--- Challenge ---
Take the material below and write it all out again exactly.

--- Supplied data ---
+ + + + + + +

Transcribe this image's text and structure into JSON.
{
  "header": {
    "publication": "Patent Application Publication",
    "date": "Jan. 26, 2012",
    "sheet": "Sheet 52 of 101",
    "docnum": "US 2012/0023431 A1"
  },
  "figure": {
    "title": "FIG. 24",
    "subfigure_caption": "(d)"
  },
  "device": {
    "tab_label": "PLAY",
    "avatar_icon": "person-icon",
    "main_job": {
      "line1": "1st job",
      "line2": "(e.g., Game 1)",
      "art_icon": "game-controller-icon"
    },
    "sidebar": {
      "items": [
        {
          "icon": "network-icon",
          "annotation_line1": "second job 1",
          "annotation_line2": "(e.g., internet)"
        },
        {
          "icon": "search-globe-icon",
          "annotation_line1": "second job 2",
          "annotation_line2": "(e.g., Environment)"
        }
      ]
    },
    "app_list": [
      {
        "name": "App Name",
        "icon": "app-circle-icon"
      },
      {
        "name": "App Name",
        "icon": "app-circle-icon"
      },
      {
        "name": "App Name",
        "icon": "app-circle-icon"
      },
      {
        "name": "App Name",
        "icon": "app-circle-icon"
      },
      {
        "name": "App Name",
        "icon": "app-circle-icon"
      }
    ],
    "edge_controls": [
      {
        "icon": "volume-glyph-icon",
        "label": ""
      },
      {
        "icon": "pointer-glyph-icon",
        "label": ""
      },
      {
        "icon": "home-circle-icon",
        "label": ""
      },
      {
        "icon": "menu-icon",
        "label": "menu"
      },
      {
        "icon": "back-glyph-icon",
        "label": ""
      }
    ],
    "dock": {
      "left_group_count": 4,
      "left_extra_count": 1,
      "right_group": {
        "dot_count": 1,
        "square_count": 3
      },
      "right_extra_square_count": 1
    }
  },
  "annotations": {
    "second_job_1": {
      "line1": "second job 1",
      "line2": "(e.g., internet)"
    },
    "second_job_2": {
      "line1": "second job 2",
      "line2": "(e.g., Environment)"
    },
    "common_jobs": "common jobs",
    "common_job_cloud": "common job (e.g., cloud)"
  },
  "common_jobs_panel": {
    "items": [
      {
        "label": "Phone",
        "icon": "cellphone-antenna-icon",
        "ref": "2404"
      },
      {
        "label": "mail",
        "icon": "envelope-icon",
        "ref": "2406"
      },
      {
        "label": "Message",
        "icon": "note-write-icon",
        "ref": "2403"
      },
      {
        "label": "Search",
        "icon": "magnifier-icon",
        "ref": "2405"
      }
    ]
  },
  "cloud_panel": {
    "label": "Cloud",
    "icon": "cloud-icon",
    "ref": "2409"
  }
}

+ + + + + + +

--- Complete response ---
Transcribe this image's text and structure into JSON.
{
  "header": {
    "publication": "Patent Application Publication",
    "date": "Jan. 26, 2012",
    "sheet": "Sheet 52 of 101",
    "docnum": "US 2012/0023431 A1"
  },
  "figure": {
    "title": "FIG. 24",
    "subfigure_caption": "(d)"
  },
  "device": {
    "tab_label": "PLAY",
    "avatar_icon": "person-icon",
    "main_job": {
      "line1": "1st job",
      "line2": "(e.g., Game 1)",
      "art_icon": "game-controller-icon"
    },
    "sidebar": {
      "items": [
        {
          "icon": "network-icon",
          "annotation_line1": "second job 1",
          "annotation_line2": "(e.g., internet)"
        },
        {
          "icon": "search-globe-icon",
          "annotation_line1": "second job 2",
          "annotation_line2": "(e.g., Environment)"
        }
      ]
    },
    "app_list": [
      {
        "name": "App Name",
        "icon": "app-circle-icon"
      },
      {
        "name": "App Name",
        "icon": "app-circle-icon"
      },
      {
        "name": "App Name",
        "icon": "app-circle-icon"
      },
      {
        "name": "App Name",
        "icon": "app-circle-icon"
      },
      {
        "name": "App Name",
        "icon": "app-circle-icon"
      }
    ],
    "edge_controls": [
      {
        "icon": "volume-glyph-icon",
        "label": ""
      },
      {
        "icon": "pointer-glyph-icon",
        "label": ""
      },
      {
        "icon": "home-circle-icon",
        "label": ""
      },
      {
        "icon": "menu-icon",
        "label": "menu"
      },
      {
        "icon": "back-glyph-icon",
        "label": ""
      }
    ],
    "dock": {
      "left_group_count": 4,
      "left_extra_count": 1,
      "right_group": {
        "dot_count": 1,
        "square_count": 3
      },
      "right_extra_square_count": 1
    }
  },
  "annotations": {
    "second_job_1": {
      "line1": "second job 1",
      "line2": "(e.g., internet)"
    },
    "second_job_2": {
      "line1": "second job 2",
      "line2": "(e.g., Environment)"
    },
    "common_jobs": "common jobs",
    "common_job_cloud": "common job (e.g., cloud)"
  },
  "common_jobs_panel": {
    "items": [
      {
        "label": "Phone",
        "icon": "cellphone-antenna-icon",
        "ref": "2404"
      },
      {
        "label": "mail",
        "icon": "envelope-icon",
        "ref": "2406"
      },
      {
        "label": "Message",
        "icon": "note-write-icon",
        "ref": "2403"
      },
      {
        "label": "Search",
        "icon": "magnifier-icon",
        "ref": "2405"
      }
    ]
  },
  "cloud_panel": {
    "label": "Cloud",
    "icon": "cloud-icon",
    "ref": "2409"
  }
}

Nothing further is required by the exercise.